* _Task objective_:
Copy every entry exactly as given, minus the images.

* _Source records_:
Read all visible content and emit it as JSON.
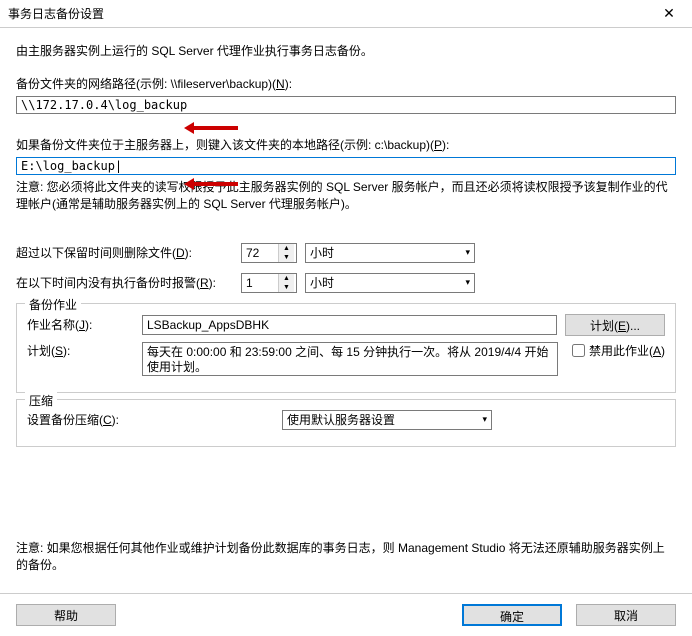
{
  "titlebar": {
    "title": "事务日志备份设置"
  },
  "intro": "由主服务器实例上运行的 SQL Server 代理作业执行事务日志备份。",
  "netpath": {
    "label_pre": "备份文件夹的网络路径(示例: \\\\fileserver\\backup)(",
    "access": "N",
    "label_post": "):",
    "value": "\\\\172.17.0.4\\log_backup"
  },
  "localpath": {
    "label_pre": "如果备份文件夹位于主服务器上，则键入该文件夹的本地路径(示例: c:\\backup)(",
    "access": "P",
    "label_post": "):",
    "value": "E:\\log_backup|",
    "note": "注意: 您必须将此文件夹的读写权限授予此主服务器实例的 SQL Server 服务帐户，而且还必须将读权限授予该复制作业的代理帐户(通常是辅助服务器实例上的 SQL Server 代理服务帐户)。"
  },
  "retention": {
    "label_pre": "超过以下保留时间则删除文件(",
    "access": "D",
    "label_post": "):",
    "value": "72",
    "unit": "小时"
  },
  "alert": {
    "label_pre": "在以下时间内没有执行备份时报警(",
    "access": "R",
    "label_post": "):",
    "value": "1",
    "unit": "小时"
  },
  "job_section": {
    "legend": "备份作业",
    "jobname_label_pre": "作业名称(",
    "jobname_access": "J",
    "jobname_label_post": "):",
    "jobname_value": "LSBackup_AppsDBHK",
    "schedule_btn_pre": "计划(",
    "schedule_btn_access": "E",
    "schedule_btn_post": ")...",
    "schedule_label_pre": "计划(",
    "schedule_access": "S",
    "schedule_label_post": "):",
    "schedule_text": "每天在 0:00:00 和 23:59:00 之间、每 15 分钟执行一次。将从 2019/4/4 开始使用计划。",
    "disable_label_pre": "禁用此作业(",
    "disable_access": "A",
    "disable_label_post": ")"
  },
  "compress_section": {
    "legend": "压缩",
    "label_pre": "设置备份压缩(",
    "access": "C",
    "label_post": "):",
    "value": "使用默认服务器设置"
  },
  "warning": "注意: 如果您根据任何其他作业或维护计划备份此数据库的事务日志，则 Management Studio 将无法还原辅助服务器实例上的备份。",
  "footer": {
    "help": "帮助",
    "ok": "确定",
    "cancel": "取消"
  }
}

* _Response_:
Read all visible content and emit it as JSON.
{
  "titlebar": {
    "title": "事务日志备份设置"
  },
  "intro": "由主服务器实例上运行的 SQL Server 代理作业执行事务日志备份。",
  "netpath": {
    "label_pre": "备份文件夹的网络路径(示例: \\\\fileserver\\backup)(",
    "access": "N",
    "label_post": "):",
    "value": "\\\\172.17.0.4\\log_backup"
  },
  "localpath": {
    "label_pre": "如果备份文件夹位于主服务器上，则键入该文件夹的本地路径(示例: c:\\backup)(",
    "access": "P",
    "label_post": "):",
    "value": "E:\\log_backup|",
    "note": "注意: 您必须将此文件夹的读写权限授予此主服务器实例的 SQL Server 服务帐户，而且还必须将读权限授予该复制作业的代理帐户(通常是辅助服务器实例上的 SQL Server 代理服务帐户)。"
  },
  "retention": {
    "label_pre": "超过以下保留时间则删除文件(",
    "access": "D",
    "label_post": "):",
    "value": "72",
    "unit": "小时"
  },
  "alert": {
    "label_pre": "在以下时间内没有执行备份时报警(",
    "access": "R",
    "label_post": "):",
    "value": "1",
    "unit": "小时"
  },
  "job_section": {
    "legend": "备份作业",
    "jobname_label_pre": "作业名称(",
    "jobname_access": "J",
    "jobname_label_post": "):",
    "jobname_value": "LSBackup_AppsDBHK",
    "schedule_btn_pre": "计划(",
    "schedule_btn_access": "E",
    "schedule_btn_post": ")...",
    "schedule_label_pre": "计划(",
    "schedule_access": "S",
    "schedule_label_post": "):",
    "schedule_text": "每天在 0:00:00 和 23:59:00 之间、每 15 分钟执行一次。将从 2019/4/4 开始使用计划。",
    "disable_label_pre": "禁用此作业(",
    "disable_access": "A",
    "disable_label_post": ")"
  },
  "compress_section": {
    "legend": "压缩",
    "label_pre": "设置备份压缩(",
    "access": "C",
    "label_post": "):",
    "value": "使用默认服务器设置"
  },
  "warning": "注意: 如果您根据任何其他作业或维护计划备份此数据库的事务日志，则 Management Studio 将无法还原辅助服务器实例上的备份。",
  "footer": {
    "help": "帮助",
    "ok": "确定",
    "cancel": "取消"
  }
}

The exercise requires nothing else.